INFORMATION SUPPLIED:
-=-=-=-=-

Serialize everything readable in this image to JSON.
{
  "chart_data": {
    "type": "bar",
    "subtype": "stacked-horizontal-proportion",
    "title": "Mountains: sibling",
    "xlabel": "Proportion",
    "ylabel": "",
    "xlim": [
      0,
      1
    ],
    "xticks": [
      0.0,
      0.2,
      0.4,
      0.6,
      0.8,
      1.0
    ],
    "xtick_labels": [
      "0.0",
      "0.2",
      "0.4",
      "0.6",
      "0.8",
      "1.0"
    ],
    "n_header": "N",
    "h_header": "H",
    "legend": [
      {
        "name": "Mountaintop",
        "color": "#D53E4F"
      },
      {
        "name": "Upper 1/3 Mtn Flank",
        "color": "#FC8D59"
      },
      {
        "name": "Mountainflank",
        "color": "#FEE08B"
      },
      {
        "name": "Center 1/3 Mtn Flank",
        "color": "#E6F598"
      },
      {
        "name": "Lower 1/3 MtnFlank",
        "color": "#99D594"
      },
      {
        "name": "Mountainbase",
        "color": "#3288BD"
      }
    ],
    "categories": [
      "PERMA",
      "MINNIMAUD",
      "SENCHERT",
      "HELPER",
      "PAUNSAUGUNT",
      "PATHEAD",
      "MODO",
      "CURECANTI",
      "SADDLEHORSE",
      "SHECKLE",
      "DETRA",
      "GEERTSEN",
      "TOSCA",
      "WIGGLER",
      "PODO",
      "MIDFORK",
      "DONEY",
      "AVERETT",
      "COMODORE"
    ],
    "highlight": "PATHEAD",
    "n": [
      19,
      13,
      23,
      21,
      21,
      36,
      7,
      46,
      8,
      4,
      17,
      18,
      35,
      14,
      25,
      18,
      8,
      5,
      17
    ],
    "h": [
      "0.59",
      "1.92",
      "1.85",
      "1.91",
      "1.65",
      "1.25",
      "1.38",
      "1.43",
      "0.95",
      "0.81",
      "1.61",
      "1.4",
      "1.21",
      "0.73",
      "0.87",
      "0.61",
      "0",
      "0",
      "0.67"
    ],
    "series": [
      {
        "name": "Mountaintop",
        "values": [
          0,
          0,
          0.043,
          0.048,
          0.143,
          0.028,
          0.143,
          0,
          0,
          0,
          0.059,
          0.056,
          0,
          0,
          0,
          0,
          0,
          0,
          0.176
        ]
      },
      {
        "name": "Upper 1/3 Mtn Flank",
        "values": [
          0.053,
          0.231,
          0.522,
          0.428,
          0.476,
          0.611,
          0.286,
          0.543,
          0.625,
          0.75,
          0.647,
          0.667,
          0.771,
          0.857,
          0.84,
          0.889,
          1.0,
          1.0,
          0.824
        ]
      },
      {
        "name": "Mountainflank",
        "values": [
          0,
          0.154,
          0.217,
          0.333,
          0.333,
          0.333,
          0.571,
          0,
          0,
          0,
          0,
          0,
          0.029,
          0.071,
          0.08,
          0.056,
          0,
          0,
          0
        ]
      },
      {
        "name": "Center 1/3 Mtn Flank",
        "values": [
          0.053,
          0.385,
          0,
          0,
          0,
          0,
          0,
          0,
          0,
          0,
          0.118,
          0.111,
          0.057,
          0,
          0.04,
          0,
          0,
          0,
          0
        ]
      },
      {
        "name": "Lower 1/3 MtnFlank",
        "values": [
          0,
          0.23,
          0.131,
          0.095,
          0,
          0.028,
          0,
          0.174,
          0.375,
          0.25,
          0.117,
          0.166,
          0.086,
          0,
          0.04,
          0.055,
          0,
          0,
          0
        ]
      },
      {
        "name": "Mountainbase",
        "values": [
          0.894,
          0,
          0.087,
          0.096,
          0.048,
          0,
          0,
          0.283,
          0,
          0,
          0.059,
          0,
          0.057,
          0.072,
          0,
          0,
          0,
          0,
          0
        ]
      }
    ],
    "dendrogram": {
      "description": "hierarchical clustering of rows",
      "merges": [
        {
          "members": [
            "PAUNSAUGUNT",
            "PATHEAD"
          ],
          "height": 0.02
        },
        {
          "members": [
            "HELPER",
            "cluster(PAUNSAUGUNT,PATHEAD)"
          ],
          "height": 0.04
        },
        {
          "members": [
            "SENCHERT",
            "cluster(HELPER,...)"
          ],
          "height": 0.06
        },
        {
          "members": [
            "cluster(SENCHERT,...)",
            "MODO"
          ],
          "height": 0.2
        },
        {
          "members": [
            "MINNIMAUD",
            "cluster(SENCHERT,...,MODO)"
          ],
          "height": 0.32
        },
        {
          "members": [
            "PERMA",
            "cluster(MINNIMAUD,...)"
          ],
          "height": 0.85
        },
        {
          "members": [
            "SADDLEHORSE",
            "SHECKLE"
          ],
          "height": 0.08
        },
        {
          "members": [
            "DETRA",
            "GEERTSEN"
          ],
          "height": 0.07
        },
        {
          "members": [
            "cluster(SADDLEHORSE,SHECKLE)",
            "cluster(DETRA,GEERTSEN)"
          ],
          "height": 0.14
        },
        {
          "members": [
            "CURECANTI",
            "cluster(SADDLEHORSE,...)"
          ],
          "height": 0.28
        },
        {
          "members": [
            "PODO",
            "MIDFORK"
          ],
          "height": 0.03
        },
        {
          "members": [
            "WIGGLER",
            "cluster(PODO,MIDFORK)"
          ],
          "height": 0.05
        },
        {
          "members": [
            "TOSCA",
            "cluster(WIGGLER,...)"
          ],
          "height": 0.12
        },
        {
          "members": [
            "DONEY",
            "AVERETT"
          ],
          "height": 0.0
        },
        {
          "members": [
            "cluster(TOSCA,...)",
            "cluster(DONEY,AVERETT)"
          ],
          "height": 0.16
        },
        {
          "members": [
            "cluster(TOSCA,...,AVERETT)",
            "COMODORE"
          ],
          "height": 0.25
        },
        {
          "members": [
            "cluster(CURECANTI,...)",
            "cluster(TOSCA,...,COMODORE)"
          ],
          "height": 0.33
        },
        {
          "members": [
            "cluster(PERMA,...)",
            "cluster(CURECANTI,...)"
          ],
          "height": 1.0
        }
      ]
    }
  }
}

-=-=-=-=-

YOUR INSTRUCTIONS: Scan the material above for the word "DETRA". Copy each line where it occurs.

TASK SOLUTION:
      "DETRA",
            "DETRA",
            "cluster(DETRA,GEERTSEN)"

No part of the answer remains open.